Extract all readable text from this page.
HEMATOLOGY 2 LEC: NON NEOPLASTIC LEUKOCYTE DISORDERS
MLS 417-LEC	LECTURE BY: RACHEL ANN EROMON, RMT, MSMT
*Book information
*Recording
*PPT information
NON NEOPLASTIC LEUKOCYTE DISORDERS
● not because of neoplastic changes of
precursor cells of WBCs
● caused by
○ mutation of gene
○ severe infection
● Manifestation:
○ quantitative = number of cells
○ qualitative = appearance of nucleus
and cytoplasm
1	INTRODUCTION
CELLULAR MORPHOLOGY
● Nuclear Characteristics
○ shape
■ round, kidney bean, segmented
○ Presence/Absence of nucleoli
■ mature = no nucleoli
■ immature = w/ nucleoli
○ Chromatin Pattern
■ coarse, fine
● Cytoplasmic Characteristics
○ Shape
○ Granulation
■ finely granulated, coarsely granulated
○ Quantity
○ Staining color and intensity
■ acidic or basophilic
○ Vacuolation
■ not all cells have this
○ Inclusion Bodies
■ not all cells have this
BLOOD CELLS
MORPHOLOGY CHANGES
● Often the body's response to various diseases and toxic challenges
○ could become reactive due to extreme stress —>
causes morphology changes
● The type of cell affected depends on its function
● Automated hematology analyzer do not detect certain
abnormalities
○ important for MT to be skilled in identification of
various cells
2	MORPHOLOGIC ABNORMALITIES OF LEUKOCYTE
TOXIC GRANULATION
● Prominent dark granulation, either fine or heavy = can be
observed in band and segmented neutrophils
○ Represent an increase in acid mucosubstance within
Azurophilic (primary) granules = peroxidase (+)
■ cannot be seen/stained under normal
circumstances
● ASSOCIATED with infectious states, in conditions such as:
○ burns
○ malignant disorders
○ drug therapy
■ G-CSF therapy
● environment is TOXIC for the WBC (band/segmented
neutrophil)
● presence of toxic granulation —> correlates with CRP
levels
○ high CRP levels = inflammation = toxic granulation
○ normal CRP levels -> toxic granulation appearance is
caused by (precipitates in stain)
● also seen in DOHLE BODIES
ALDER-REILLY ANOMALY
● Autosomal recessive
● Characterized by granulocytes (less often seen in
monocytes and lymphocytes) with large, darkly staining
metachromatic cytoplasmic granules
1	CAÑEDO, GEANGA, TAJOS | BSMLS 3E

PROMPT - This exercise requires that all of the entries be repeated exactly.

TASK RESPONSE -
Extract all readable text from this page.
HEMATOLOGY 2 LEC: NON NEOPLASTIC LEUKOCYTE DISORDERS
MLS 417-LEC	LECTURE BY: RACHEL ANN EROMON, RMT, MSMT
*Book information
*Recording
*PPT information
NON NEOPLASTIC LEUKOCYTE DISORDERS
● not because of neoplastic changes of
precursor cells of WBCs
● caused by
○ mutation of gene
○ severe infection
● Manifestation:
○ quantitative = number of cells
○ qualitative = appearance of nucleus
and cytoplasm
1	INTRODUCTION
CELLULAR MORPHOLOGY
● Nuclear Characteristics
○ shape
■ round, kidney bean, segmented
○ Presence/Absence of nucleoli
■ mature = no nucleoli
■ immature = w/ nucleoli
○ Chromatin Pattern
■ coarse, fine
● Cytoplasmic Characteristics
○ Shape
○ Granulation
■ finely granulated, coarsely granulated
○ Quantity
○ Staining color and intensity
■ acidic or basophilic
○ Vacuolation
■ not all cells have this
○ Inclusion Bodies
■ not all cells have this
BLOOD CELLS
MORPHOLOGY CHANGES
● Often the body's response to various diseases and toxic challenges
○ could become reactive due to extreme stress —>
causes morphology changes
● The type of cell affected depends on its function
● Automated hematology analyzer do not detect certain
abnormalities
○ important for MT to be skilled in identification of
various cells
2	MORPHOLOGIC ABNORMALITIES OF LEUKOCYTE
TOXIC GRANULATION
● Prominent dark granulation, either fine or heavy = can be
observed in band and segmented neutrophils
○ Represent an increase in acid mucosubstance within
Azurophilic (primary) granules = peroxidase (+)
■ cannot be seen/stained under normal
circumstances
● ASSOCIATED with infectious states, in conditions such as:
○ burns
○ malignant disorders
○ drug therapy
■ G-CSF therapy
● environment is TOXIC for the WBC (band/segmented
neutrophil)
● presence of toxic granulation —> correlates with CRP
levels
○ high CRP levels = inflammation = toxic granulation
○ normal CRP levels -> toxic granulation appearance is
caused by (precipitates in stain)
● also seen in DOHLE BODIES
ALDER-REILLY ANOMALY
● Autosomal recessive
● Characterized by granulocytes (less often seen in
monocytes and lymphocytes) with large, darkly staining
metachromatic cytoplasmic granules
1	CAÑEDO, GEANGA, TAJOS | BSMLS 3E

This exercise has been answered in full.